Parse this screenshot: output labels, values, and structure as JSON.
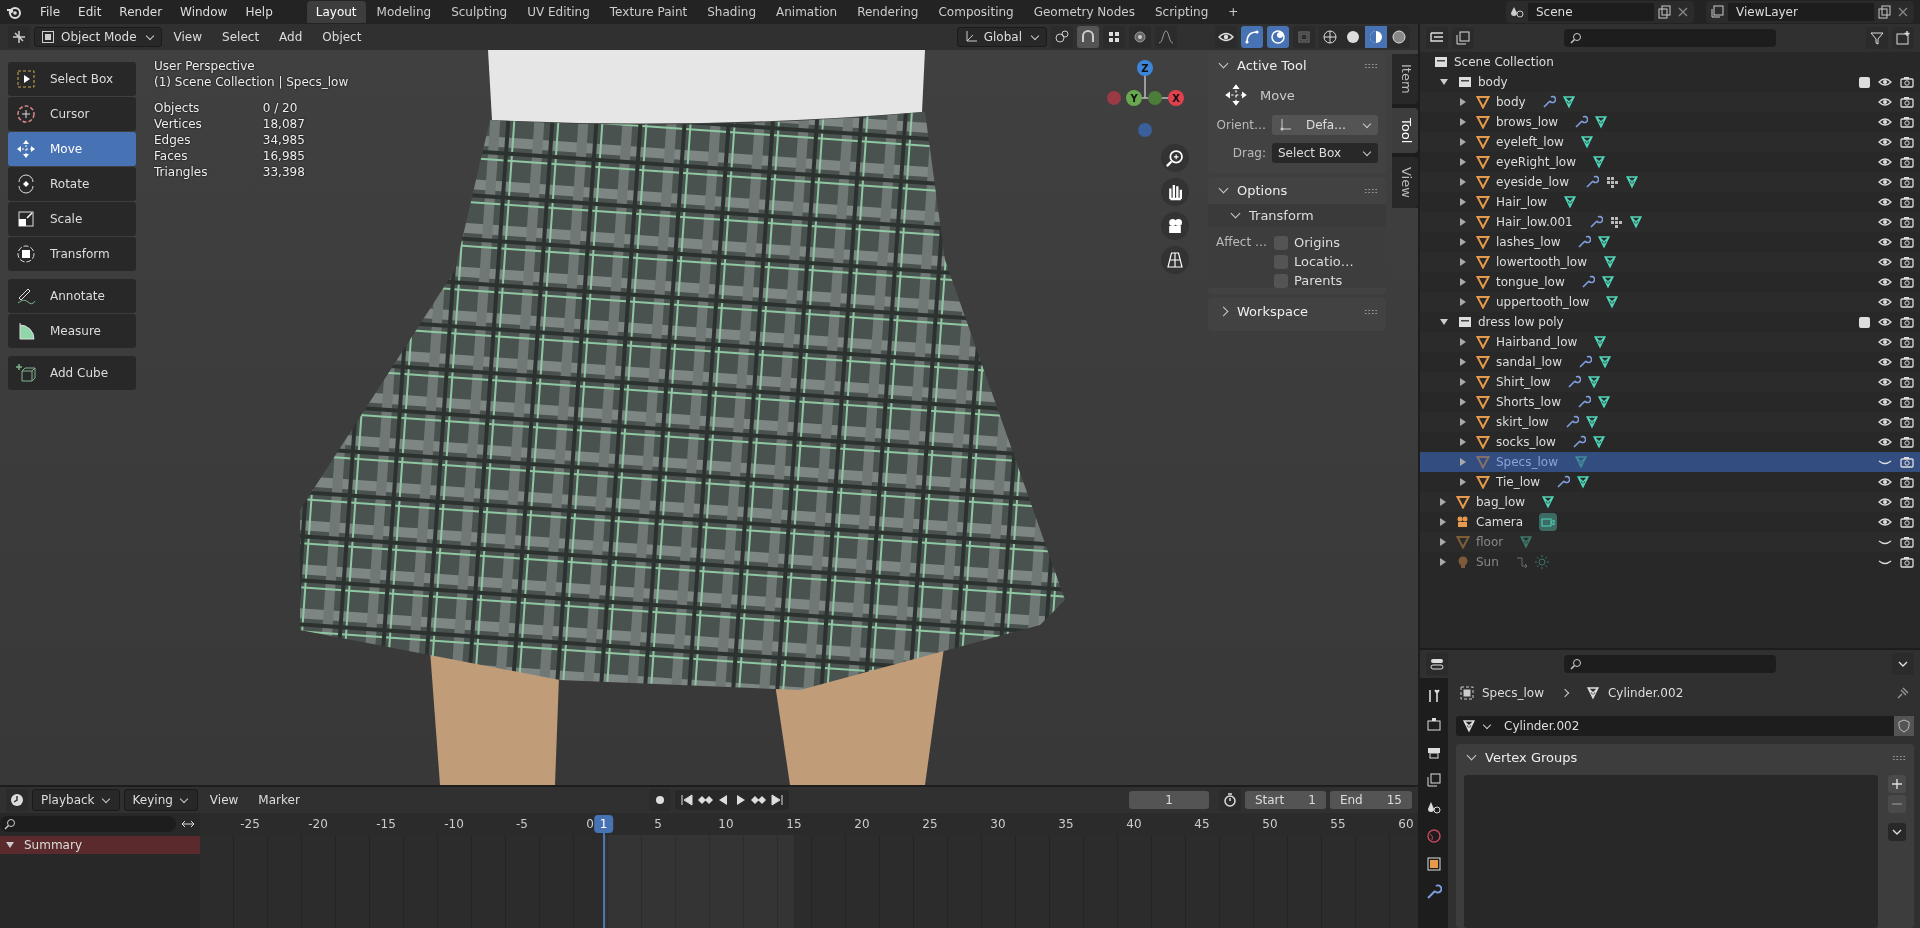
{
  "topbar": {
    "menus": [
      "File",
      "Edit",
      "Render",
      "Window",
      "Help"
    ],
    "workspaces": [
      {
        "label": "Layout",
        "selected": true
      },
      {
        "label": "Modeling",
        "selected": false
      },
      {
        "label": "Sculpting",
        "selected": false
      },
      {
        "label": "UV Editing",
        "selected": false
      },
      {
        "label": "Texture Paint",
        "selected": false
      },
      {
        "label": "Shading",
        "selected": false
      },
      {
        "label": "Animation",
        "selected": false
      },
      {
        "label": "Rendering",
        "selected": false
      },
      {
        "label": "Compositing",
        "selected": false
      },
      {
        "label": "Geometry Nodes",
        "selected": false
      },
      {
        "label": "Scripting",
        "selected": false
      }
    ],
    "add_tab": "+",
    "scene": "Scene",
    "view_layer": "ViewLayer"
  },
  "viewport": {
    "mode": "Object Mode",
    "menus": [
      "View",
      "Select",
      "Add",
      "Object"
    ],
    "orientation": "Global",
    "toolbar": [
      {
        "label": "Select Box",
        "selected": false
      },
      {
        "label": "Cursor",
        "selected": false
      },
      {
        "label": "Move",
        "selected": true
      },
      {
        "label": "Rotate",
        "selected": false
      },
      {
        "label": "Scale",
        "selected": false
      },
      {
        "label": "Transform",
        "selected": false
      },
      {
        "label": "Annotate",
        "selected": false
      },
      {
        "label": "Measure",
        "selected": false
      },
      {
        "label": "Add Cube",
        "selected": false
      }
    ],
    "info": {
      "title": "User Perspective",
      "context": "(1) Scene Collection | Specs_low",
      "stats": [
        {
          "label": "Objects",
          "value": "0 / 20"
        },
        {
          "label": "Vertices",
          "value": "18,087"
        },
        {
          "label": "Edges",
          "value": "34,985"
        },
        {
          "label": "Faces",
          "value": "16,985"
        },
        {
          "label": "Triangles",
          "value": "33,398"
        }
      ]
    },
    "gizmo_axes": [
      "Z",
      "Y",
      "X"
    ],
    "sidebar": {
      "tabs": [
        {
          "label": "Item",
          "selected": false
        },
        {
          "label": "Tool",
          "selected": true
        },
        {
          "label": "View",
          "selected": false
        }
      ],
      "active_tool": {
        "title": "Active Tool",
        "expanded": true,
        "tool": "Move",
        "orientation_label": "Orient…",
        "orientation_value": "Defa…",
        "drag_label": "Drag:",
        "drag_value": "Select Box"
      },
      "options": {
        "title": "Options",
        "expanded": true,
        "transform_title": "Transform",
        "affect_label": "Affect …",
        "checkboxes": [
          {
            "label": "Origins",
            "checked": false
          },
          {
            "label": "Locatio…",
            "checked": false
          },
          {
            "label": "Parents",
            "checked": false
          }
        ]
      },
      "workspace": {
        "title": "Workspace",
        "expanded": false
      }
    }
  },
  "outliner": {
    "root": "Scene Collection",
    "items": [
      {
        "name": "body",
        "kind": "collection",
        "expanded": true,
        "checked": true,
        "visible": true,
        "selected": false,
        "children": [
          {
            "name": "body",
            "kind": "mesh",
            "expanded": false,
            "visible": true,
            "selected": false,
            "has_modifier": true,
            "has_particles": false
          },
          {
            "name": "brows_low",
            "kind": "mesh",
            "expanded": false,
            "visible": true,
            "selected": false,
            "has_modifier": true,
            "has_particles": false
          },
          {
            "name": "eyeleft_low",
            "kind": "mesh",
            "expanded": false,
            "visible": true,
            "selected": false,
            "has_modifier": false,
            "has_particles": false
          },
          {
            "name": "eyeRight_low",
            "kind": "mesh",
            "expanded": false,
            "visible": true,
            "selected": false,
            "has_modifier": false,
            "has_particles": false
          },
          {
            "name": "eyeside_low",
            "kind": "mesh",
            "expanded": false,
            "visible": true,
            "selected": false,
            "has_modifier": true,
            "has_particles": true
          },
          {
            "name": "Hair_low",
            "kind": "mesh",
            "expanded": false,
            "visible": true,
            "selected": false,
            "has_modifier": false,
            "has_particles": false
          },
          {
            "name": "Hair_low.001",
            "kind": "mesh",
            "expanded": false,
            "visible": true,
            "selected": false,
            "has_modifier": true,
            "has_particles": true
          },
          {
            "name": "lashes_low",
            "kind": "mesh",
            "expanded": false,
            "visible": true,
            "selected": false,
            "has_modifier": true,
            "has_particles": false
          },
          {
            "name": "lowertooth_low",
            "kind": "mesh",
            "expanded": false,
            "visible": true,
            "selected": false,
            "has_modifier": false,
            "has_particles": false
          },
          {
            "name": "tongue_low",
            "kind": "mesh",
            "expanded": false,
            "visible": true,
            "selected": false,
            "has_modifier": true,
            "has_particles": false
          },
          {
            "name": "uppertooth_low",
            "kind": "mesh",
            "expanded": false,
            "visible": true,
            "selected": false,
            "has_modifier": false,
            "has_particles": false
          }
        ]
      },
      {
        "name": "dress low poly",
        "kind": "collection",
        "expanded": true,
        "checked": true,
        "visible": true,
        "selected": false,
        "children": [
          {
            "name": "Hairband_low",
            "kind": "mesh",
            "expanded": false,
            "visible": true,
            "selected": false,
            "has_modifier": false,
            "has_particles": false
          },
          {
            "name": "sandal_low",
            "kind": "mesh",
            "expanded": false,
            "visible": true,
            "selected": false,
            "has_modifier": true,
            "has_particles": false
          },
          {
            "name": "Shirt_low",
            "kind": "mesh",
            "expanded": false,
            "visible": true,
            "selected": false,
            "has_modifier": true,
            "has_particles": false
          },
          {
            "name": "Shorts_low",
            "kind": "mesh",
            "expanded": false,
            "visible": true,
            "selected": false,
            "has_modifier": true,
            "has_particles": false
          },
          {
            "name": "skirt_low",
            "kind": "mesh",
            "expanded": false,
            "visible": true,
            "selected": false,
            "has_modifier": true,
            "has_particles": false
          },
          {
            "name": "socks_low",
            "kind": "mesh",
            "expanded": false,
            "visible": true,
            "selected": false,
            "has_modifier": true,
            "has_particles": false
          },
          {
            "name": "Specs_low",
            "kind": "mesh",
            "expanded": false,
            "visible": false,
            "selected": true,
            "has_modifier": false,
            "has_particles": false
          },
          {
            "name": "Tie_low",
            "kind": "mesh",
            "expanded": false,
            "visible": true,
            "selected": false,
            "has_modifier": true,
            "has_particles": false
          }
        ]
      },
      {
        "name": "bag_low",
        "kind": "mesh",
        "expanded": false,
        "visible": true,
        "selected": false,
        "has_modifier": false,
        "has_particles": false
      },
      {
        "name": "Camera",
        "kind": "camera",
        "expanded": false,
        "visible": true,
        "selected": false,
        "has_modifier": false,
        "has_particles": false
      },
      {
        "name": "floor",
        "kind": "mesh",
        "expanded": false,
        "visible": false,
        "selected": false,
        "has_modifier": false,
        "has_particles": false
      },
      {
        "name": "Sun",
        "kind": "light",
        "expanded": false,
        "visible": false,
        "selected": false,
        "has_modifier": false,
        "has_particles": false
      }
    ]
  },
  "properties": {
    "object": "Specs_low",
    "data": "Cylinder.002",
    "datablock": "Cylinder.002",
    "panel": {
      "title": "Vertex Groups",
      "expanded": true
    }
  },
  "timeline": {
    "menus": [
      "Playback",
      "Keying",
      "View",
      "Marker"
    ],
    "current_frame": "1",
    "start_label": "Start",
    "start": "1",
    "end_label": "End",
    "end": "15",
    "ticks": [
      "-25",
      "-20",
      "-15",
      "-10",
      "-5",
      "0",
      "5",
      "10",
      "15",
      "20",
      "25",
      "30",
      "35",
      "40",
      "45",
      "50",
      "55",
      "60"
    ],
    "playhead": "1",
    "channels": [
      "Summary"
    ]
  }
}
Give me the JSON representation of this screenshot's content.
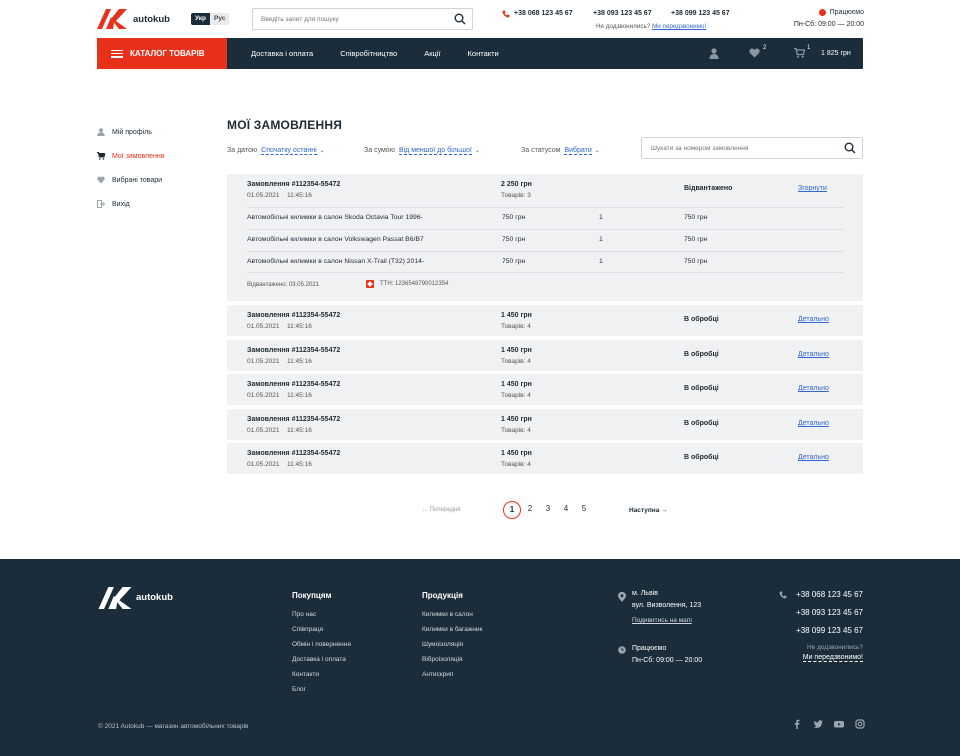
{
  "header": {
    "logo_text": "autokub",
    "lang": [
      "Укр",
      "Рус"
    ],
    "search_placeholder": "Введіть запит для пошуку",
    "phones": [
      "+38 068 123 45 67",
      "+38 093 123 45 67",
      "+38 099 123 45 67"
    ],
    "not_reached": "Не додзвонились?",
    "callback_link": "Ми передзвонимо!",
    "working_status": "Працюємо",
    "working_hours": "Пн-Сб: 09:00 — 20:00"
  },
  "nav": {
    "catalog": "КАТАЛОГ ТОВАРІВ",
    "links": [
      "Доставка і оплата",
      "Співробітництво",
      "Акції",
      "Контакти"
    ],
    "favorites_count": "2",
    "cart_count": "1",
    "cart_sum": "1 825 грн"
  },
  "sidebar": {
    "items": [
      "Мій профіль",
      "Мої замовлення",
      "Вибрані товари",
      "Вихід"
    ]
  },
  "page": {
    "title": "МОЇ ЗАМОВЛЕННЯ",
    "filters": [
      {
        "label": "За датою",
        "value": "Спочатку останні"
      },
      {
        "label": "За сумою",
        "value": "Від меншої до більшої"
      },
      {
        "label": "За статусом",
        "value": "Вибрати"
      }
    ],
    "order_search_placeholder": "Шукати за номером замовлення"
  },
  "orders": [
    {
      "number": "Замовлення #112354-55472",
      "date": "01.05.2021",
      "time": "11:45:16",
      "price": "2 250 грн",
      "qty": "Товарів: 3",
      "status": "Відвантажено",
      "action": "Згорнути",
      "items": [
        {
          "name": "Автомобільні килимки в салон Skoda Octavia Tour 1996-",
          "price": "750 грн",
          "qty": "1",
          "total": "750 грн"
        },
        {
          "name": "Автомобільні килимки в салон Volkswagen Passat B6/B7",
          "price": "750 грн",
          "qty": "1",
          "total": "750 грн"
        },
        {
          "name": "Автомобільні килимки в салон Nissan X-Trail (T32) 2014-",
          "price": "750 грн",
          "qty": "1",
          "total": "750 грн"
        }
      ],
      "shipped": "Відвантажено: 03.05.2021",
      "ttn": "ТТН: 1236548790012354"
    },
    {
      "number": "Замовлення #112354-55472",
      "date": "01.05.2021",
      "time": "11:45:16",
      "price": "1 450 грн",
      "qty": "Товарів: 4",
      "status": "В обробці",
      "action": "Детально"
    },
    {
      "number": "Замовлення #112354-55472",
      "date": "01.05.2021",
      "time": "11:45:16",
      "price": "1 450 грн",
      "qty": "Товарів: 4",
      "status": "В обробці",
      "action": "Детально"
    },
    {
      "number": "Замовлення #112354-55472",
      "date": "01.05.2021",
      "time": "11:45:16",
      "price": "1 450 грн",
      "qty": "Товарів: 4",
      "status": "В обробці",
      "action": "Детально"
    },
    {
      "number": "Замовлення #112354-55472",
      "date": "01.05.2021",
      "time": "11:45:16",
      "price": "1 450 грн",
      "qty": "Товарів: 4",
      "status": "В обробці",
      "action": "Детально"
    },
    {
      "number": "Замовлення #112354-55472",
      "date": "01.05.2021",
      "time": "11:45:16",
      "price": "1 450 грн",
      "qty": "Товарів: 4",
      "status": "В обробці",
      "action": "Детально"
    }
  ],
  "pagination": {
    "prev": "← Попередня",
    "pages": [
      "1",
      "2",
      "3",
      "4",
      "5"
    ],
    "current": "1",
    "next": "Наступна →"
  },
  "footer": {
    "logo_text": "autokub",
    "col1_title": "Покупцям",
    "col1_links": [
      "Про нас",
      "Співпраця",
      "Обмін і повернення",
      "Доставка і оплата",
      "Контакти",
      "Блог"
    ],
    "col2_title": "Продукція",
    "col2_links": [
      "Килимки в салон",
      "Килимки в багажник",
      "Шумоізоляція",
      "Віброізоляція",
      "Антискрип"
    ],
    "city": "м. Львів",
    "street": "вул. Визволення, 123",
    "map_link": "Подивитись на мапі",
    "working_status": "Працюємо",
    "working_hours": "Пн-Сб: 09:00 — 20:00",
    "phones": [
      "+38 068 123 45 67",
      "+38 093 123 45 67",
      "+38 099 123 45 67"
    ],
    "not_reached": "Не додзвонились?",
    "callback_link": "Ми передзвонимо!",
    "copyright": "© 2021 Autokub — магазин автомобільних товарів",
    "social": [
      "facebook-icon",
      "twitter-icon",
      "youtube-icon",
      "instagram-icon"
    ]
  },
  "colors": {
    "accent": "#e8311a",
    "dark": "#1b2d3a",
    "link": "#2f66d0",
    "row_bg": "#f0f1f2"
  }
}
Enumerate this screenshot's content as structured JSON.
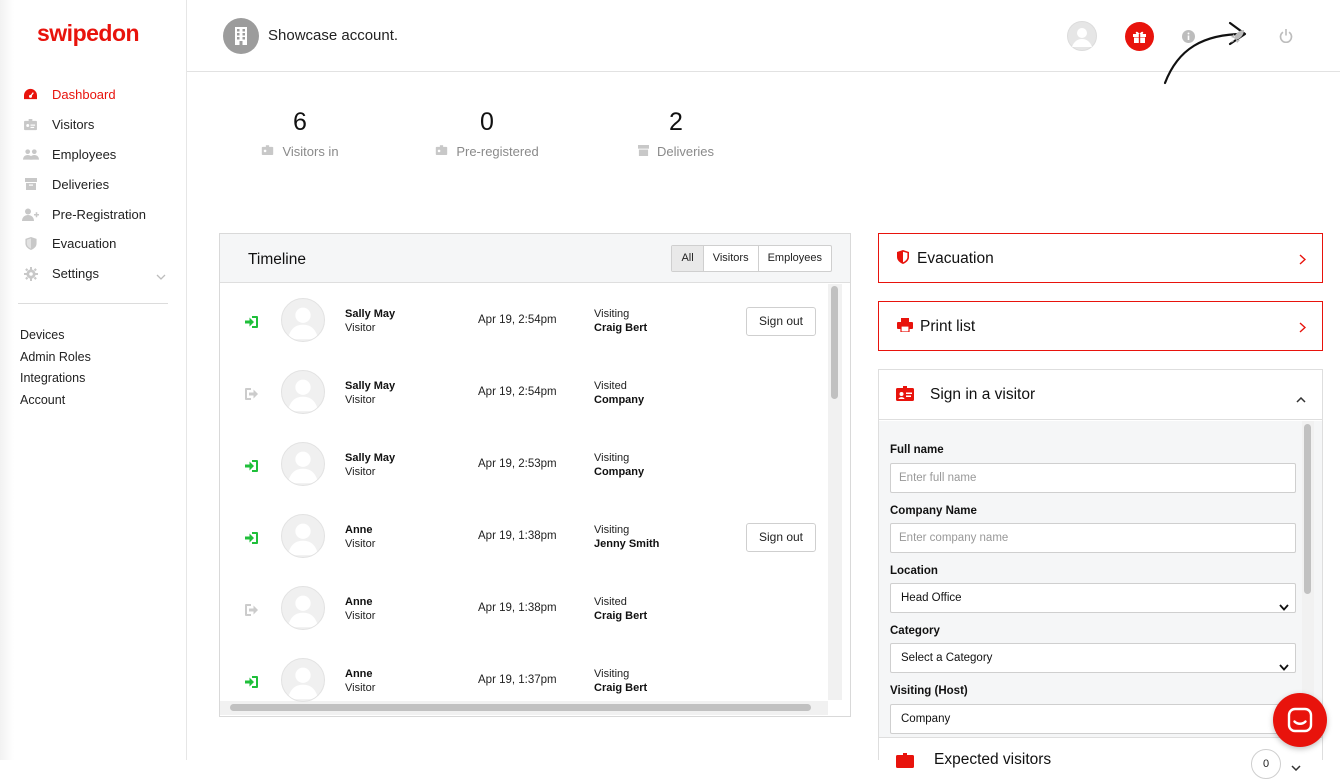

+++

◆ **THE TASK**: All lines holding the word "this" should be picked out and copied.

◆ **WRITTEN ANSWER**:
Parse this screenshot: output labels, values, and structure as JSON.
Give me the JSON representation of this screenshot's content.
Enumerate this screenshot's content as structured JSON.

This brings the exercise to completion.